WHAT IS ASKED:
Look through the records below, count the lines with the word "体会毛泽东在爱子毛岸英牺牲后的悲痛心情", and reply with only the number.

>> Start PROVIDED ENTRIES

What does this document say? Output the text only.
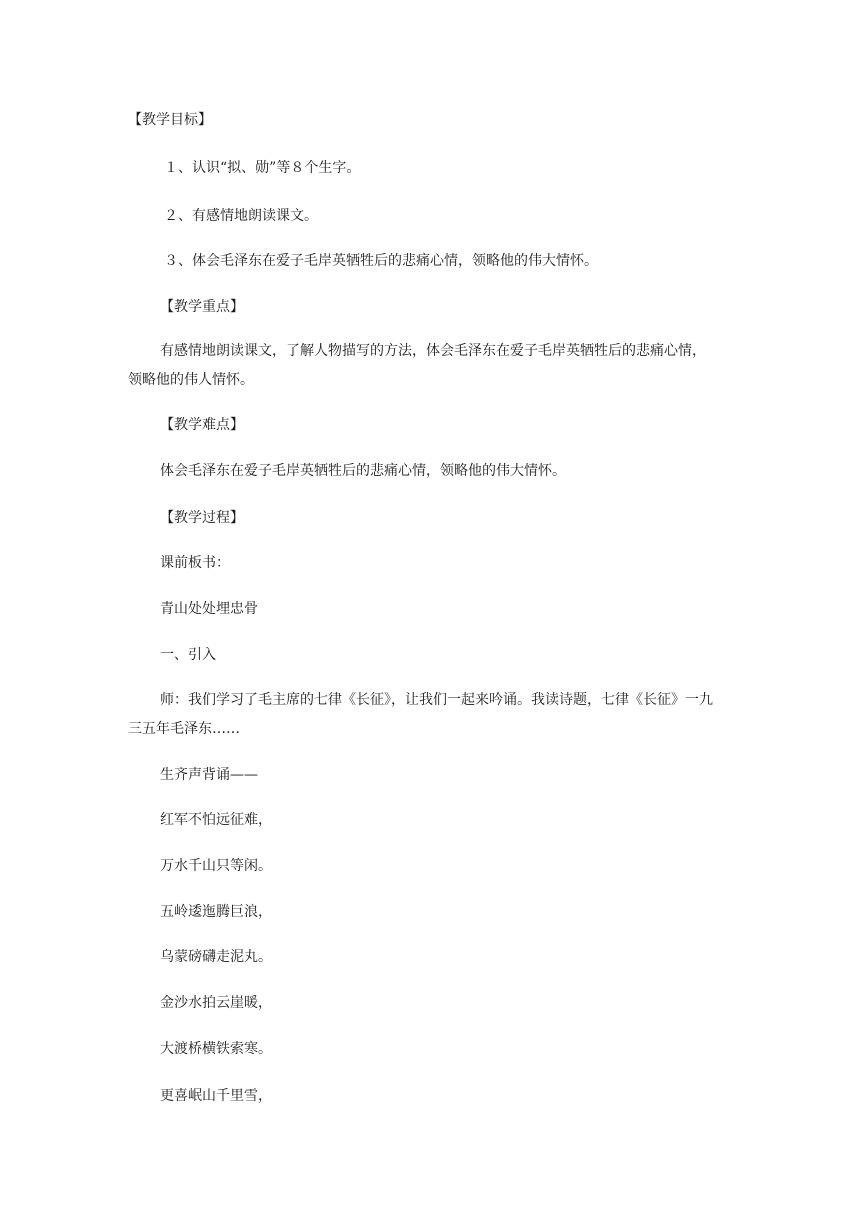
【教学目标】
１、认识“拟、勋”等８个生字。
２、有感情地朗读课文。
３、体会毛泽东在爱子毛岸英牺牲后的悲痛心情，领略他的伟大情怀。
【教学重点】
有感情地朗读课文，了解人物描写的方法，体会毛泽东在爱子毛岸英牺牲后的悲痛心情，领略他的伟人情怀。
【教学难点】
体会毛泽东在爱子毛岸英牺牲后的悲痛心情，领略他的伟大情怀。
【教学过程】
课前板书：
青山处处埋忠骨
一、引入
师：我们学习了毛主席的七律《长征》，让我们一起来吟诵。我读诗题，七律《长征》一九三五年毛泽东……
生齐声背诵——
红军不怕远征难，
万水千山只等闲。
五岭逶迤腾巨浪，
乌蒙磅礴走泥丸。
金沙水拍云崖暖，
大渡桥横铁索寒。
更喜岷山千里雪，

>> End PROVIDED ENTRIES

REPLY TO THE EXERCISE:
3